» Exercise goal
Check each line of the material below, and copy it if it holds the string "label".

» Records supplied
★ ★ ★ ★ ★ ★ ★

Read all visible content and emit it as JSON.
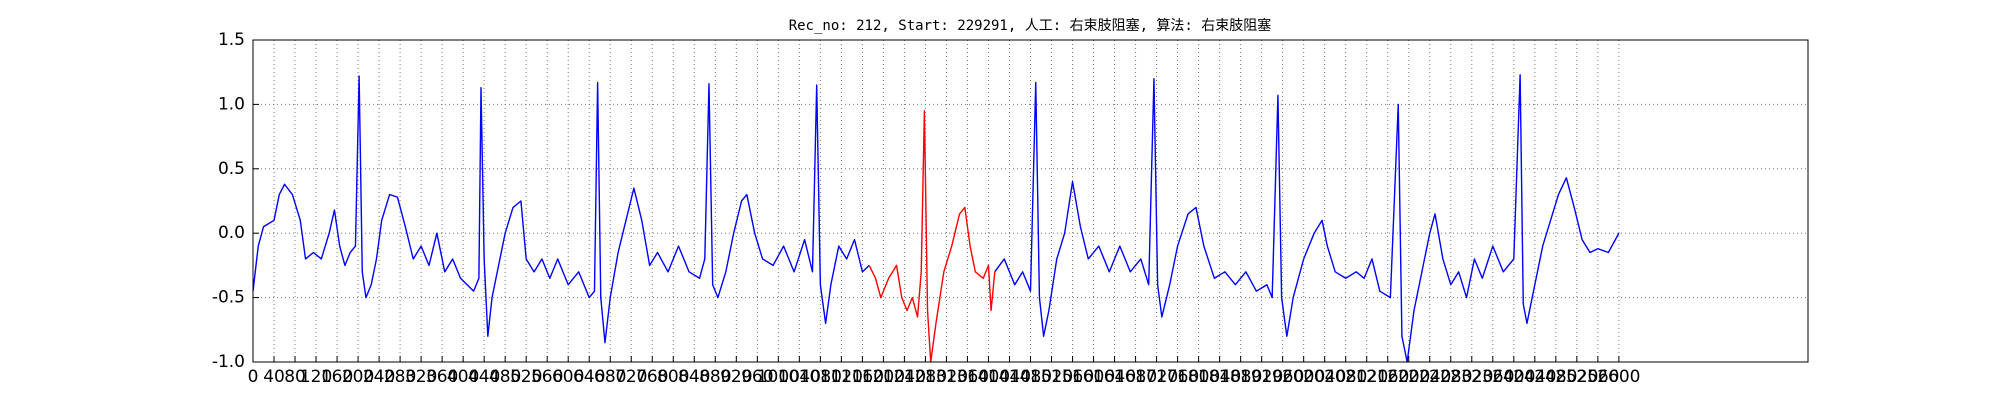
{
  "chart_data": {
    "type": "line",
    "title": "Rec_no: 212, Start: 229291, 人工: 右束肢阻塞, 算法: 右束肢阻塞",
    "xlim": [
      0,
      2960
    ],
    "xticks": [
      0,
      40,
      80,
      120,
      160,
      200,
      240,
      280,
      320,
      360,
      400,
      440,
      480,
      520,
      560,
      600,
      640,
      680,
      720,
      760,
      800,
      840,
      880,
      920,
      960,
      1000,
      1040,
      1080,
      1120,
      1160,
      1200,
      1240,
      1280,
      1320,
      1360,
      1400,
      1440,
      1480,
      1520,
      1560,
      1600,
      1640,
      1680,
      1720,
      1760,
      1800,
      1840,
      1880,
      1920,
      1960,
      2000,
      2040,
      2080,
      2120,
      2160,
      2200,
      2240,
      2280,
      2320,
      2360,
      2400,
      2440,
      2480,
      2520,
      2560,
      2600
    ],
    "ylim": [
      -1.0,
      1.5
    ],
    "yticks": [
      {
        "value": -1.0,
        "label": "-1.0"
      },
      {
        "value": -0.5,
        "label": "-0.5"
      },
      {
        "value": 0.0,
        "label": "0.0"
      },
      {
        "value": 0.5,
        "label": "0.5"
      },
      {
        "value": 1.0,
        "label": "1.0"
      },
      {
        "value": 1.5,
        "label": "1.5"
      }
    ],
    "grid": true,
    "series": [
      {
        "color": "#0000ff",
        "x": [
          0,
          10,
          20,
          40,
          50,
          60,
          75,
          90,
          100,
          115,
          130,
          145,
          155,
          165,
          175,
          185,
          195,
          202,
          208,
          215,
          225,
          235,
          245,
          260,
          275,
          290,
          305,
          320,
          335,
          350,
          365,
          380,
          395,
          420,
          430,
          434,
          440,
          447,
          455,
          465,
          480,
          495,
          510,
          520,
          535,
          550,
          565,
          580,
          600,
          620,
          640,
          650,
          656,
          662,
          670,
          680,
          695,
          710,
          725,
          740,
          755,
          770,
          790,
          810,
          830,
          850,
          860,
          868,
          875,
          885,
          900,
          915,
          930,
          940,
          955,
          970,
          990,
          1010,
          1030,
          1050,
          1065,
          1073,
          1080,
          1090,
          1100,
          1115,
          1130,
          1145,
          1160,
          1173
        ],
        "values": [
          -0.45,
          -0.1,
          0.05,
          0.1,
          0.3,
          0.38,
          0.3,
          0.1,
          -0.2,
          -0.15,
          -0.2,
          0.0,
          0.18,
          -0.1,
          -0.25,
          -0.15,
          -0.1,
          1.22,
          -0.3,
          -0.5,
          -0.4,
          -0.2,
          0.1,
          0.3,
          0.28,
          0.05,
          -0.2,
          -0.1,
          -0.25,
          0.0,
          -0.3,
          -0.2,
          -0.35,
          -0.45,
          -0.35,
          1.13,
          -0.2,
          -0.8,
          -0.5,
          -0.3,
          0.0,
          0.2,
          0.25,
          -0.2,
          -0.3,
          -0.2,
          -0.35,
          -0.2,
          -0.4,
          -0.3,
          -0.5,
          -0.45,
          1.17,
          -0.5,
          -0.85,
          -0.5,
          -0.15,
          0.1,
          0.35,
          0.1,
          -0.25,
          -0.15,
          -0.3,
          -0.1,
          -0.3,
          -0.35,
          -0.2,
          1.16,
          -0.4,
          -0.5,
          -0.3,
          0.0,
          0.25,
          0.3,
          0.0,
          -0.2,
          -0.25,
          -0.1,
          -0.3,
          -0.05,
          -0.3,
          1.15,
          -0.4,
          -0.7,
          -0.4,
          -0.1,
          -0.2,
          -0.05,
          -0.3,
          -0.25
        ]
      },
      {
        "color": "#ff0000",
        "x": [
          1173,
          1185,
          1195,
          1210,
          1225,
          1235,
          1245,
          1255,
          1265,
          1272,
          1278,
          1284,
          1290,
          1300,
          1315,
          1330,
          1345,
          1355,
          1365,
          1375,
          1390,
          1400,
          1405,
          1412
        ],
        "values": [
          -0.25,
          -0.35,
          -0.5,
          -0.35,
          -0.25,
          -0.5,
          -0.6,
          -0.5,
          -0.65,
          -0.3,
          0.95,
          -0.6,
          -1.0,
          -0.7,
          -0.3,
          -0.1,
          0.15,
          0.2,
          -0.1,
          -0.3,
          -0.35,
          -0.25,
          -0.6,
          -0.3
        ]
      },
      {
        "color": "#0000ff",
        "x": [
          1412,
          1430,
          1450,
          1465,
          1480,
          1490,
          1497,
          1505,
          1515,
          1530,
          1545,
          1560,
          1575,
          1590,
          1610,
          1630,
          1650,
          1670,
          1690,
          1705,
          1715,
          1722,
          1730,
          1745,
          1760,
          1780,
          1795,
          1810,
          1830,
          1850,
          1870,
          1890,
          1910,
          1930,
          1940,
          1951,
          1958,
          1968,
          1980,
          2000,
          2020,
          2035,
          2045,
          2060,
          2080,
          2100,
          2115,
          2130,
          2145,
          2165,
          2180,
          2187,
          2197,
          2210,
          2225,
          2240,
          2250,
          2265,
          2280,
          2295,
          2310,
          2325,
          2340,
          2360,
          2380,
          2400,
          2412,
          2418,
          2425,
          2440,
          2455,
          2470,
          2485,
          2500,
          2515,
          2530,
          2545,
          2560,
          2580,
          2600
        ],
        "values": [
          -0.3,
          -0.2,
          -0.4,
          -0.3,
          -0.45,
          1.17,
          -0.5,
          -0.8,
          -0.6,
          -0.2,
          0.0,
          0.4,
          0.05,
          -0.2,
          -0.1,
          -0.3,
          -0.1,
          -0.3,
          -0.2,
          -0.4,
          1.2,
          -0.4,
          -0.65,
          -0.4,
          -0.1,
          0.15,
          0.2,
          -0.1,
          -0.35,
          -0.3,
          -0.4,
          -0.3,
          -0.45,
          -0.4,
          -0.5,
          1.07,
          -0.5,
          -0.8,
          -0.5,
          -0.2,
          0.0,
          0.1,
          -0.1,
          -0.3,
          -0.35,
          -0.3,
          -0.35,
          -0.2,
          -0.45,
          -0.5,
          1.0,
          -0.8,
          -1.0,
          -0.6,
          -0.3,
          0.0,
          0.15,
          -0.2,
          -0.4,
          -0.3,
          -0.5,
          -0.2,
          -0.35,
          -0.1,
          -0.3,
          -0.2,
          1.23,
          -0.55,
          -0.7,
          -0.4,
          -0.1,
          0.1,
          0.3,
          0.43,
          0.2,
          -0.05,
          -0.15,
          -0.12,
          -0.15,
          0.0
        ]
      }
    ]
  }
}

★ ★ ★ ★ ★ ★ ★

» Worked solution
        "label": "-1.0"
        "label": "-0.5"
        "label": "0.0"
        "label": "0.5"
        "label": "1.0"
        "label": "1.5"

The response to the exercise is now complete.